* start Data rows *

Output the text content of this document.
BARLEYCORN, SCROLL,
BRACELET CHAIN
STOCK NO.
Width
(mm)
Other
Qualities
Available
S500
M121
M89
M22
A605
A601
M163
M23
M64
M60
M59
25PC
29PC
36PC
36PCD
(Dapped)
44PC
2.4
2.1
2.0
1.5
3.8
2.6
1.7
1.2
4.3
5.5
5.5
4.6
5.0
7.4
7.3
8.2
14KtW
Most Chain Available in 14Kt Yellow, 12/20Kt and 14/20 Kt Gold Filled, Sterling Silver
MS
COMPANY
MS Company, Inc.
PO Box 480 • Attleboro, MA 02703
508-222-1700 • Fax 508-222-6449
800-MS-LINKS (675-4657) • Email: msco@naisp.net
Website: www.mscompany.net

* end Data rows *

• **Problem to solve**
Each record above should be returned exactly as it appears.

• **Task answer**
Output the text content of this document.
BARLEYCORN, SCROLL,
BRACELET CHAIN
STOCK NO.
Width
(mm)
Other
Qualities
Available
S500
M121
M89
M22
A605
A601
M163
M23
M64
M60
M59
25PC
29PC
36PC
36PCD
(Dapped)
44PC
2.4
2.1
2.0
1.5
3.8
2.6
1.7
1.2
4.3
5.5
5.5
4.6
5.0
7.4
7.3
8.2
14KtW
Most Chain Available in 14Kt Yellow, 12/20Kt and 14/20 Kt Gold Filled, Sterling Silver
MS
COMPANY
MS Company, Inc.
PO Box 480 • Attleboro, MA 02703
508-222-1700 • Fax 508-222-6449
800-MS-LINKS (675-4657) • Email: msco@naisp.net
Website: www.mscompany.net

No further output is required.